* **SHORT TASK**
Locate the string "color" throughout the material and copy every line in which it occurs.

Dataset items:
══════════
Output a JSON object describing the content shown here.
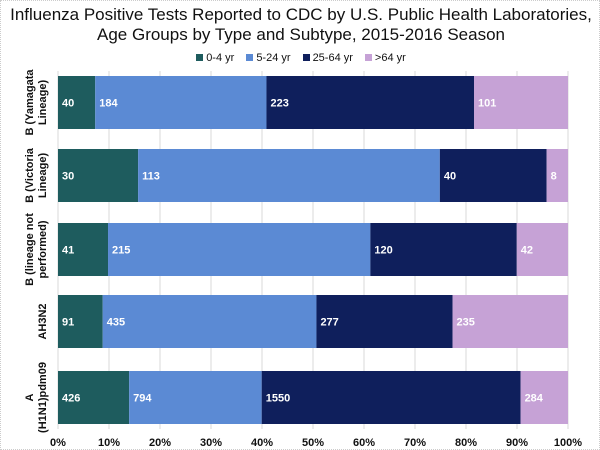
{
  "chart_data": {
    "type": "bar",
    "orientation": "horizontal",
    "stacked": "percent",
    "title": "Influenza Positive Tests Reported to CDC by U.S. Public Health Laboratories, Age Groups by Type and Subtype, 2015-2016 Season",
    "categories": [
      "B (Yamagata Lineage)",
      "B (Victoria Lineage)",
      "B (lineage not performed)",
      "AH3N2",
      "A (H1N1)pdm09"
    ],
    "series": [
      {
        "name": "0-4 yr",
        "color": "#1e5c5e",
        "values": [
          40,
          30,
          41,
          91,
          426
        ]
      },
      {
        "name": "5-24 yr",
        "color": "#5b8ad4",
        "values": [
          184,
          113,
          215,
          435,
          794
        ]
      },
      {
        "name": "25-64 yr",
        "color": "#0f1f5c",
        "values": [
          223,
          40,
          120,
          277,
          1550
        ]
      },
      {
        "name": ">64 yr",
        "color": "#c6a2d6",
        "values": [
          101,
          8,
          42,
          235,
          284
        ]
      }
    ],
    "xlim": [
      0,
      100
    ],
    "xticks": [
      "0%",
      "10%",
      "20%",
      "30%",
      "40%",
      "50%",
      "60%",
      "70%",
      "80%",
      "90%",
      "100%"
    ],
    "grid": true,
    "legend": "top"
  }
}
══════════
* **COMPLETED TASK**
        "color": "#1e5c5e",
        "color": "#5b8ad4",
        "color": "#0f1f5c",
        "color": "#c6a2d6",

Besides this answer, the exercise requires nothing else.